__What you will do__: Transcribe each record exactly. Include every one.

__Data for this task__:
>> begin

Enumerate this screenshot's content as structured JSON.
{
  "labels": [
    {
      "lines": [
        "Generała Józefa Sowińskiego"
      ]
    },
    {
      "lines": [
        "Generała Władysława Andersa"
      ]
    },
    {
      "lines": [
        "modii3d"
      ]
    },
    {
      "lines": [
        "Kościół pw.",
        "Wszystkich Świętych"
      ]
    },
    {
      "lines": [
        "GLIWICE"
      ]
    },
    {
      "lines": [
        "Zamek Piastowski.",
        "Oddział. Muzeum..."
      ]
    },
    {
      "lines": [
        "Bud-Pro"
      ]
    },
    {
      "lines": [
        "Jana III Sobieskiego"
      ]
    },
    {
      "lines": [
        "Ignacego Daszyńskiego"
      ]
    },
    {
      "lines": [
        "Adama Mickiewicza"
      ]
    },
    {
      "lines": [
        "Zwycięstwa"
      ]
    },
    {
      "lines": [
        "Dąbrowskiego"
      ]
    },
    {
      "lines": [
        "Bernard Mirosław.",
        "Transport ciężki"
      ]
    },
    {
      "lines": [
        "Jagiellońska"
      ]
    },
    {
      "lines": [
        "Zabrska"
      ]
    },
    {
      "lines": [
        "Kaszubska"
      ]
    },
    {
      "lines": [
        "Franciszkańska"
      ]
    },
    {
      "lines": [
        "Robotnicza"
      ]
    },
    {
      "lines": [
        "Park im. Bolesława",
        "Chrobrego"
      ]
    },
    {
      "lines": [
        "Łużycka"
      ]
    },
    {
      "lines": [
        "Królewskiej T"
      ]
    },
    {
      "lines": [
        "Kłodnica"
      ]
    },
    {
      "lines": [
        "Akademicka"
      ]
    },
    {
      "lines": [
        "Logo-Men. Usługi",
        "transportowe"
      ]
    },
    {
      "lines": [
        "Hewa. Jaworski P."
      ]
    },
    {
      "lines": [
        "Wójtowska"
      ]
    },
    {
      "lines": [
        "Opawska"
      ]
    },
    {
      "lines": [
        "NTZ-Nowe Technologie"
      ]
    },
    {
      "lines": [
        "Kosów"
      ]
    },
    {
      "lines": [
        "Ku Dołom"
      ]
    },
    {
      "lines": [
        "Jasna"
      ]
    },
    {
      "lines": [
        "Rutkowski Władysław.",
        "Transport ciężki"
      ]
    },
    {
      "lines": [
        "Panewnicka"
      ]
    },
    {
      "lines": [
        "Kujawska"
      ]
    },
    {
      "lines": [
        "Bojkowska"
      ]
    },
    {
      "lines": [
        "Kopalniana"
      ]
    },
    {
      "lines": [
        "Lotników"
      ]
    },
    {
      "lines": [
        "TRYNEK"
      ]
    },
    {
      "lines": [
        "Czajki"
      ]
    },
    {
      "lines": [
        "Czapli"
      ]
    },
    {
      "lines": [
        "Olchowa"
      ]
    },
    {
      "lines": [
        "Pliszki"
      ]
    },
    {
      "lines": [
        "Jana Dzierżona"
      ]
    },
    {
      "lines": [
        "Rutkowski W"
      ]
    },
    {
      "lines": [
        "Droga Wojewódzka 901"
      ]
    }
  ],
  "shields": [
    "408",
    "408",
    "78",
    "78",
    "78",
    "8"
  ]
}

>> end

__Result of the task__:
Enumerate this screenshot's content as structured JSON.
{
  "labels": [
    {
      "lines": [
        "Generała Józefa Sowińskiego"
      ]
    },
    {
      "lines": [
        "Generała Władysława Andersa"
      ]
    },
    {
      "lines": [
        "modii3d"
      ]
    },
    {
      "lines": [
        "Kościół pw.",
        "Wszystkich Świętych"
      ]
    },
    {
      "lines": [
        "GLIWICE"
      ]
    },
    {
      "lines": [
        "Zamek Piastowski.",
        "Oddział. Muzeum..."
      ]
    },
    {
      "lines": [
        "Bud-Pro"
      ]
    },
    {
      "lines": [
        "Jana III Sobieskiego"
      ]
    },
    {
      "lines": [
        "Ignacego Daszyńskiego"
      ]
    },
    {
      "lines": [
        "Adama Mickiewicza"
      ]
    },
    {
      "lines": [
        "Zwycięstwa"
      ]
    },
    {
      "lines": [
        "Dąbrowskiego"
      ]
    },
    {
      "lines": [
        "Bernard Mirosław.",
        "Transport ciężki"
      ]
    },
    {
      "lines": [
        "Jagiellońska"
      ]
    },
    {
      "lines": [
        "Zabrska"
      ]
    },
    {
      "lines": [
        "Kaszubska"
      ]
    },
    {
      "lines": [
        "Franciszkańska"
      ]
    },
    {
      "lines": [
        "Robotnicza"
      ]
    },
    {
      "lines": [
        "Park im. Bolesława",
        "Chrobrego"
      ]
    },
    {
      "lines": [
        "Łużycka"
      ]
    },
    {
      "lines": [
        "Królewskiej T"
      ]
    },
    {
      "lines": [
        "Kłodnica"
      ]
    },
    {
      "lines": [
        "Akademicka"
      ]
    },
    {
      "lines": [
        "Logo-Men. Usługi",
        "transportowe"
      ]
    },
    {
      "lines": [
        "Hewa. Jaworski P."
      ]
    },
    {
      "lines": [
        "Wójtowska"
      ]
    },
    {
      "lines": [
        "Opawska"
      ]
    },
    {
      "lines": [
        "NTZ-Nowe Technologie"
      ]
    },
    {
      "lines": [
        "Kosów"
      ]
    },
    {
      "lines": [
        "Ku Dołom"
      ]
    },
    {
      "lines": [
        "Jasna"
      ]
    },
    {
      "lines": [
        "Rutkowski Władysław.",
        "Transport ciężki"
      ]
    },
    {
      "lines": [
        "Panewnicka"
      ]
    },
    {
      "lines": [
        "Kujawska"
      ]
    },
    {
      "lines": [
        "Bojkowska"
      ]
    },
    {
      "lines": [
        "Kopalniana"
      ]
    },
    {
      "lines": [
        "Lotników"
      ]
    },
    {
      "lines": [
        "TRYNEK"
      ]
    },
    {
      "lines": [
        "Czajki"
      ]
    },
    {
      "lines": [
        "Czapli"
      ]
    },
    {
      "lines": [
        "Olchowa"
      ]
    },
    {
      "lines": [
        "Pliszki"
      ]
    },
    {
      "lines": [
        "Jana Dzierżona"
      ]
    },
    {
      "lines": [
        "Rutkowski W"
      ]
    },
    {
      "lines": [
        "Droga Wojewódzka 901"
      ]
    }
  ],
  "shields": [
    "408",
    "408",
    "78",
    "78",
    "78",
    "8"
  ]
}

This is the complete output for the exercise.